§ **What to produce**:
Make an exact copy of the entries, and keep any pictures out of it.

-- Begin Provided data --

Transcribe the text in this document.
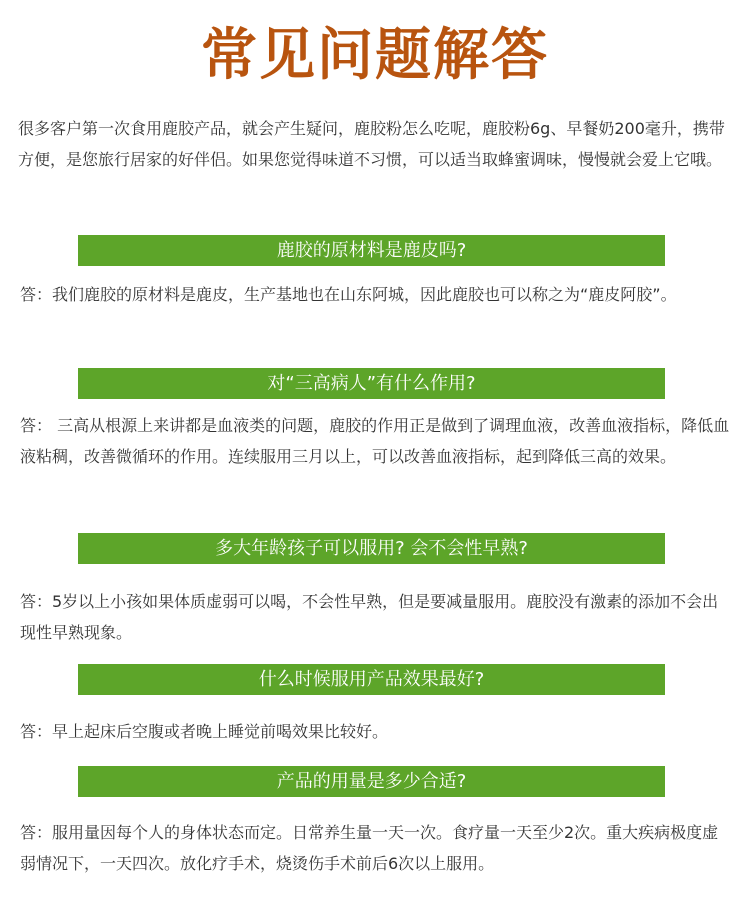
常见问题解答
很多客户第一次食用鹿胶产品，就会产生疑问，鹿胶粉怎么吃呢，鹿胶粉6g、早餐奶200毫升，携带方便，是您旅行居家的好伴侣。如果您觉得味道不习惯，可以适当取蜂蜜调味，慢慢就会爱上它哦。
鹿胶的原材料是鹿皮吗?
答：我们鹿胶的原材料是鹿皮，生产基地也在山东阿城，因此鹿胶也可以称之为“鹿皮阿胶”。
对“三高病人”有什么作用?
答： 三高从根源上来讲都是血液类的问题，鹿胶的作用正是做到了调理血液，改善血液指标，降低血液粘稠，改善微循环的作用。连续服用三月以上，可以改善血液指标，起到降低三高的效果。
多大年龄孩子可以服用? 会不会性早熟?
答：5岁以上小孩如果体质虚弱可以喝，不会性早熟，但是要减量服用。鹿胶没有激素的添加不会出现性早熟现象。
什么时候服用产品效果最好?
答：早上起床后空腹或者晚上睡觉前喝效果比较好。
产品的用量是多少合适?
答：服用量因每个人的身体状态而定。日常养生量一天一次。食疗量一天至少2次。重大疾病极度虚弱情况下，一天四次。放化疗手术，烧烫伤手术前后6次以上服用。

-- End Provided data --

§ **Output of the exercise**:
Transcribe the text in this document.
常见问题解答
很多客户第一次食用鹿胶产品，就会产生疑问，鹿胶粉怎么吃呢，鹿胶粉6g、早餐奶200毫升，携带方便，是您旅行居家的好伴侣。如果您觉得味道不习惯，可以适当取蜂蜜调味，慢慢就会爱上它哦。
鹿胶的原材料是鹿皮吗?
答：我们鹿胶的原材料是鹿皮，生产基地也在山东阿城，因此鹿胶也可以称之为“鹿皮阿胶”。
对“三高病人”有什么作用?
答： 三高从根源上来讲都是血液类的问题，鹿胶的作用正是做到了调理血液，改善血液指标，降低血液粘稠，改善微循环的作用。连续服用三月以上，可以改善血液指标，起到降低三高的效果。
多大年龄孩子可以服用? 会不会性早熟?
答：5岁以上小孩如果体质虚弱可以喝，不会性早熟，但是要减量服用。鹿胶没有激素的添加不会出现性早熟现象。
什么时候服用产品效果最好?
答：早上起床后空腹或者晚上睡觉前喝效果比较好。
产品的用量是多少合适?
答：服用量因每个人的身体状态而定。日常养生量一天一次。食疗量一天至少2次。重大疾病极度虚弱情况下，一天四次。放化疗手术，烧烫伤手术前后6次以上服用。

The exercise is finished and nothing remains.